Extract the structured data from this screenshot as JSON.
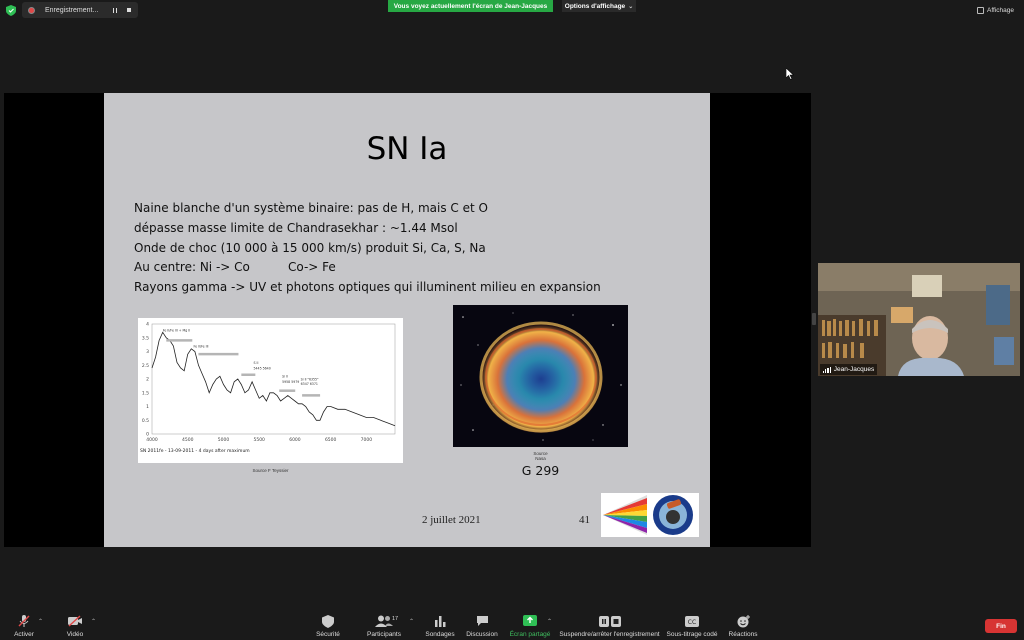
{
  "topbar": {
    "recording_label": "Enregistrement...",
    "share_banner": "Vous voyez actuellement l'écran de Jean-Jacques",
    "view_options": "Options d'affichage",
    "affichage": "Affichage"
  },
  "slide": {
    "title": "SN Ia",
    "bullets": [
      "Naine blanche d'un système binaire: pas de H, mais C et O",
      "dépasse masse limite de Chandrasekhar : ~1.44 Msol",
      "Onde de choc (10 000 à 15 000 km/s) produit Si, Ca, S, Na",
      "Au centre: Ni -> Co          Co-> Fe",
      "Rayons gamma -> UV et photons optiques qui illuminent milieu en expansion"
    ],
    "spectrum": {
      "caption_object": "SN 2011fe - 13-09-2011 - 4 days after maximum",
      "source": "Source  F  Teyssier",
      "y_ticks": [
        "4",
        "3.5",
        "3",
        "2.5",
        "2",
        "1.5",
        "1",
        "0.5",
        "0"
      ],
      "x_ticks": [
        "4000",
        "4500",
        "5000",
        "5500",
        "6000",
        "6500",
        "7000"
      ],
      "line_labels": [
        "Fe II/Fe III + Mg II",
        "Fe II/Fe III",
        "S II",
        "5445 5640",
        "Si II",
        "5958 5979",
        "Si II \"6355\"",
        "6347 6371"
      ]
    },
    "image_caption_1": "Source",
    "image_caption_2": "Nasa",
    "image_name": "G 299",
    "date": "2 juillet 2021",
    "page_number": "41",
    "logo_text_top": "CLUB D'ASTRONOMIE",
    "logo_text_bottom": "DE NANTES"
  },
  "participant": {
    "name": "Jean-Jacques"
  },
  "toolbar": {
    "mute": "Activer",
    "video": "Vidéo",
    "security": "Sécurité",
    "participants": "Participants",
    "participants_count": "17",
    "polls": "Sondages",
    "chat": "Discussion",
    "share": "Écran partagé",
    "record": "Suspendre/arrêter l'enregistrement",
    "captions": "Sous-titrage codé",
    "reactions": "Réactions",
    "end": "Fin"
  },
  "colors": {
    "share_banner": "#27a844",
    "end_button": "#d73433",
    "slide_bg": "#c6c6c9",
    "record_dot": "#e04848"
  },
  "chart_data": {
    "type": "line",
    "xlabel": "",
    "ylabel": "",
    "xlim": [
      4000,
      7400
    ],
    "ylim": [
      0,
      4
    ],
    "x": [
      4000,
      4050,
      4100,
      4150,
      4200,
      4250,
      4300,
      4350,
      4400,
      4450,
      4500,
      4550,
      4600,
      4650,
      4700,
      4750,
      4800,
      4850,
      4900,
      4950,
      5000,
      5050,
      5100,
      5150,
      5200,
      5250,
      5300,
      5350,
      5400,
      5450,
      5500,
      5550,
      5600,
      5650,
      5700,
      5750,
      5800,
      5850,
      5900,
      5950,
      6000,
      6050,
      6100,
      6150,
      6200,
      6250,
      6300,
      6350,
      6400,
      6450,
      6500,
      6600,
      6700,
      6800,
      6900,
      7000,
      7100,
      7200,
      7300,
      7400
    ],
    "y": [
      2.4,
      2.8,
      3.4,
      3.7,
      3.5,
      3.4,
      3.2,
      2.6,
      2.4,
      2.3,
      2.9,
      3.1,
      3.0,
      2.5,
      2.2,
      1.9,
      1.5,
      1.8,
      2.0,
      2.1,
      1.8,
      1.6,
      1.5,
      1.9,
      2.0,
      1.8,
      1.5,
      1.6,
      1.9,
      1.6,
      1.3,
      1.4,
      1.2,
      1.5,
      1.5,
      1.4,
      1.2,
      1.3,
      1.4,
      1.3,
      1.2,
      1.1,
      1.1,
      1.0,
      0.8,
      0.7,
      0.5,
      0.5,
      0.8,
      1.0,
      1.0,
      0.9,
      0.9,
      0.8,
      0.7,
      0.6,
      0.6,
      0.5,
      0.4,
      0.3
    ]
  }
}
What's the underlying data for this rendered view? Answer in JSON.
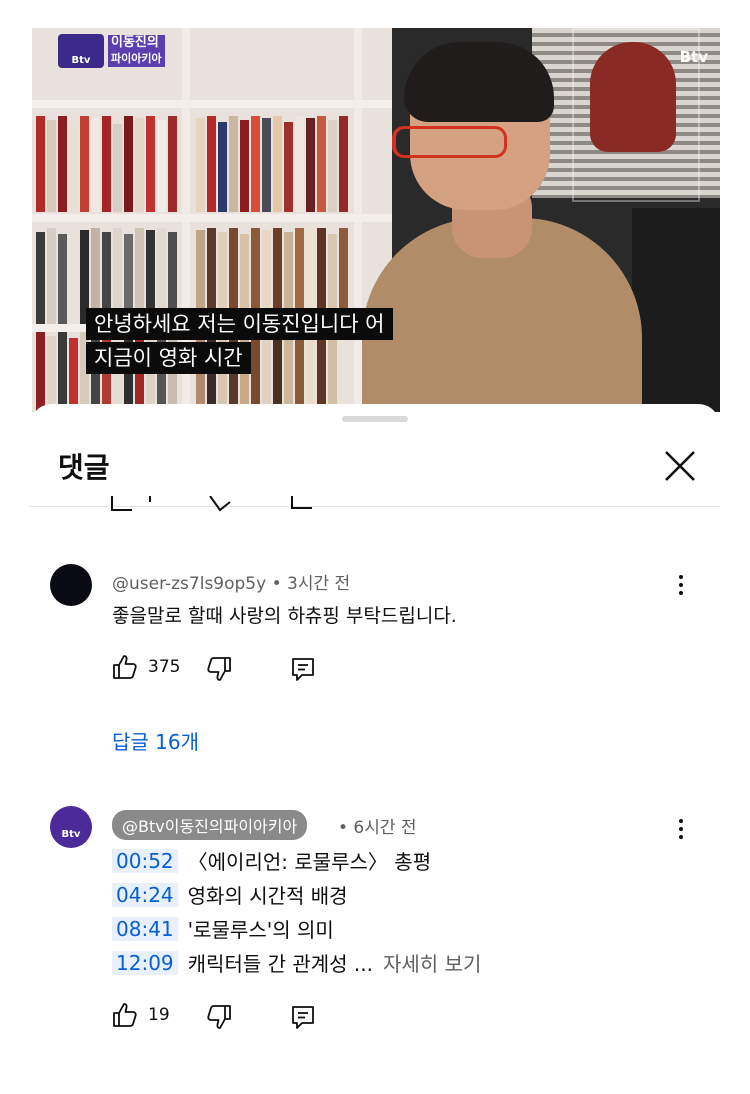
{
  "video": {
    "channel_logo_badge": "Btv",
    "channel_logo_line1": "이동진의",
    "channel_logo_line2": "파이아키아",
    "watermark": "Btv",
    "caption_line1": "안녕하세요 저는 이동진입니다 어",
    "caption_line2": "지금이 영화 시간"
  },
  "sheet": {
    "title": "댓글"
  },
  "comments": [
    {
      "author": "@user-zs7ls9op5y",
      "time": "• 3시간 전",
      "text": "좋을말로 할때 사랑의 하츄핑 부탁드립니다.",
      "likes": "375",
      "replies_label": "답글 16개"
    },
    {
      "author": "@Btv이동진의파이아키아",
      "avatar_label": "Btv",
      "time": "• 6시간 전",
      "chapters": [
        {
          "ts": "00:52",
          "title": "〈에이리언: 로물루스〉 총평"
        },
        {
          "ts": "04:24",
          "title": "영화의 시간적 배경"
        },
        {
          "ts": "08:41",
          "title": "'로물루스'의 의미"
        },
        {
          "ts": "12:09",
          "title": "캐릭터들 간 관계성 ...",
          "more": "자세히 보기"
        }
      ],
      "likes": "19"
    }
  ],
  "icons": {
    "like": "thumbs-up-icon",
    "dislike": "thumbs-down-icon",
    "reply": "reply-icon",
    "more": "kebab-menu-icon",
    "close": "close-icon"
  },
  "colors": {
    "link_blue": "#065fd4",
    "timestamp_bg": "#e8f0fb",
    "meta_gray": "#606060"
  }
}
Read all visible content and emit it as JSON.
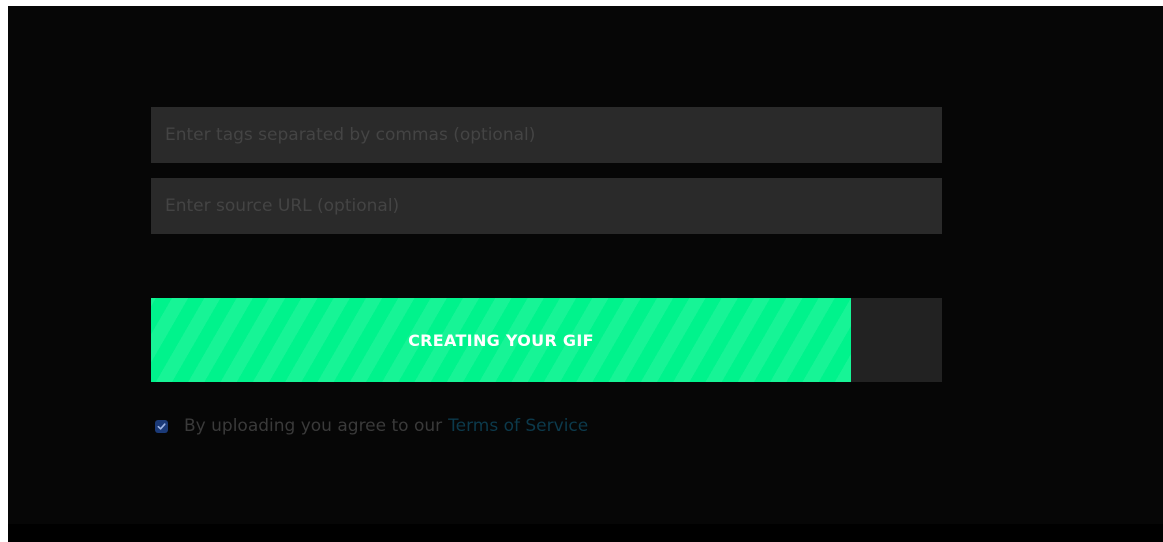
{
  "form": {
    "tags": {
      "placeholder": "Enter tags separated by commas (optional)",
      "value": ""
    },
    "source_url": {
      "placeholder": "Enter source URL (optional)",
      "value": ""
    }
  },
  "upload_button": {
    "label": "CREATING YOUR GIF",
    "progress_percent": 88.5,
    "fill_color": "#00f38c",
    "track_color": "#222222"
  },
  "agreement": {
    "checked": true,
    "text": "By uploading you agree to our",
    "link_text": "Terms of Service",
    "checkbox_color": "#1b3a78",
    "link_color": "#0c3a4c"
  },
  "icons": {
    "checkbox": "checkmark-icon"
  }
}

_INSTRUCTIONS FOR THE TASK_
The records above are to be reproduced exactly; the pictures are to be left out.

_RESULT OF THIS EXERCISE_
Extract the structured data from this screenshot as JSON.
{
  "topbar": {
    "recording_label": "Enregistrement...",
    "share_banner": "Vous voyez actuellement l'écran de Jean-Jacques",
    "view_options": "Options d'affichage",
    "affichage": "Affichage"
  },
  "slide": {
    "title": "SN Ia",
    "bullets": [
      "Naine blanche d'un système binaire: pas de H, mais C et O",
      "dépasse masse limite de Chandrasekhar : ~1.44 Msol",
      "Onde de choc (10 000 à 15 000 km/s) produit Si, Ca, S, Na",
      "Au centre: Ni -> Co          Co-> Fe",
      "Rayons gamma -> UV et photons optiques qui illuminent milieu en expansion"
    ],
    "spectrum": {
      "caption_object": "SN 2011fe - 13-09-2011 - 4 days after maximum",
      "source": "Source  F  Teyssier",
      "y_ticks": [
        "4",
        "3.5",
        "3",
        "2.5",
        "2",
        "1.5",
        "1",
        "0.5",
        "0"
      ],
      "x_ticks": [
        "4000",
        "4500",
        "5000",
        "5500",
        "6000",
        "6500",
        "7000"
      ],
      "line_labels": [
        "Fe II/Fe III + Mg II",
        "Fe II/Fe III",
        "S II",
        "5445 5640",
        "Si II",
        "5958 5979",
        "Si II \"6355\"",
        "6347 6371"
      ]
    },
    "image_caption_1": "Source",
    "image_caption_2": "Nasa",
    "image_name": "G 299",
    "date": "2 juillet 2021",
    "page_number": "41",
    "logo_text_top": "CLUB D'ASTRONOMIE",
    "logo_text_bottom": "DE NANTES"
  },
  "participant": {
    "name": "Jean-Jacques"
  },
  "toolbar": {
    "mute": "Activer",
    "video": "Vidéo",
    "security": "Sécurité",
    "participants": "Participants",
    "participants_count": "17",
    "polls": "Sondages",
    "chat": "Discussion",
    "share": "Écran partagé",
    "record": "Suspendre/arrêter l'enregistrement",
    "captions": "Sous-titrage codé",
    "reactions": "Réactions",
    "end": "Fin"
  },
  "colors": {
    "share_banner": "#27a844",
    "end_button": "#d73433",
    "slide_bg": "#c6c6c9",
    "record_dot": "#e04848"
  },
  "chart_data": {
    "type": "line",
    "xlabel": "",
    "ylabel": "",
    "xlim": [
      4000,
      7400
    ],
    "ylim": [
      0,
      4
    ],
    "x": [
      4000,
      4050,
      4100,
      4150,
      4200,
      4250,
      4300,
      4350,
      4400,
      4450,
      4500,
      4550,
      4600,
      4650,
      4700,
      4750,
      4800,
      4850,
      4900,
      4950,
      5000,
      5050,
      5100,
      5150,
      5200,
      5250,
      5300,
      5350,
      5400,
      5450,
      5500,
      5550,
      5600,
      5650,
      5700,
      5750,
      5800,
      5850,
      5900,
      5950,
      6000,
      6050,
      6100,
      6150,
      6200,
      6250,
      6300,
      6350,
      6400,
      6450,
      6500,
      6600,
      6700,
      6800,
      6900,
      7000,
      7100,
      7200,
      7300,
      7400
    ],
    "y": [
      2.4,
      2.8,
      3.4,
      3.7,
      3.5,
      3.4,
      3.2,
      2.6,
      2.4,
      2.3,
      2.9,
      3.1,
      3.0,
      2.5,
      2.2,
      1.9,
      1.5,
      1.8,
      2.0,
      2.1,
      1.8,
      1.6,
      1.5,
      1.9,
      2.0,
      1.8,
      1.5,
      1.6,
      1.9,
      1.6,
      1.3,
      1.4,
      1.2,
      1.5,
      1.5,
      1.4,
      1.2,
      1.3,
      1.4,
      1.3,
      1.2,
      1.1,
      1.1,
      1.0,
      0.8,
      0.7,
      0.5,
      0.5,
      0.8,
      1.0,
      1.0,
      0.9,
      0.9,
      0.8,
      0.7,
      0.6,
      0.6,
      0.5,
      0.4,
      0.3
    ]
  }
}
What's the underlying data for this rendered view? Answer in JSON.
{
  "video": {
    "channel_logo_badge": "Btv",
    "channel_logo_line1": "이동진의",
    "channel_logo_line2": "파이아키아",
    "watermark": "Btv",
    "caption_line1": "안녕하세요 저는 이동진입니다 어",
    "caption_line2": "지금이 영화 시간"
  },
  "sheet": {
    "title": "댓글"
  },
  "comments": [
    {
      "author": "@user-zs7ls9op5y",
      "time": "• 3시간 전",
      "text": "좋을말로 할때 사랑의 하츄핑 부탁드립니다.",
      "likes": "375",
      "replies_label": "답글 16개"
    },
    {
      "author": "@Btv이동진의파이아키아",
      "avatar_label": "Btv",
      "time": "• 6시간 전",
      "chapters": [
        {
          "ts": "00:52",
          "title": "〈에이리언: 로물루스〉 총평"
        },
        {
          "ts": "04:24",
          "title": "영화의 시간적 배경"
        },
        {
          "ts": "08:41",
          "title": "'로물루스'의 의미"
        },
        {
          "ts": "12:09",
          "title": "캐릭터들 간 관계성 ...",
          "more": "자세히 보기"
        }
      ],
      "likes": "19"
    }
  ],
  "icons": {
    "like": "thumbs-up-icon",
    "dislike": "thumbs-down-icon",
    "reply": "reply-icon",
    "more": "kebab-menu-icon",
    "close": "close-icon"
  },
  "colors": {
    "link_blue": "#065fd4",
    "timestamp_bg": "#e8f0fb",
    "meta_gray": "#606060"
  }
}
Read all visible content and emit it as JSON.
{
  "form": {
    "tags": {
      "placeholder": "Enter tags separated by commas (optional)",
      "value": ""
    },
    "source_url": {
      "placeholder": "Enter source URL (optional)",
      "value": ""
    }
  },
  "upload_button": {
    "label": "CREATING YOUR GIF",
    "progress_percent": 88.5,
    "fill_color": "#00f38c",
    "track_color": "#222222"
  },
  "agreement": {
    "checked": true,
    "text": "By uploading you agree to our",
    "link_text": "Terms of Service",
    "checkbox_color": "#1b3a78",
    "link_color": "#0c3a4c"
  },
  "icons": {
    "checkbox": "checkmark-icon"
  }
}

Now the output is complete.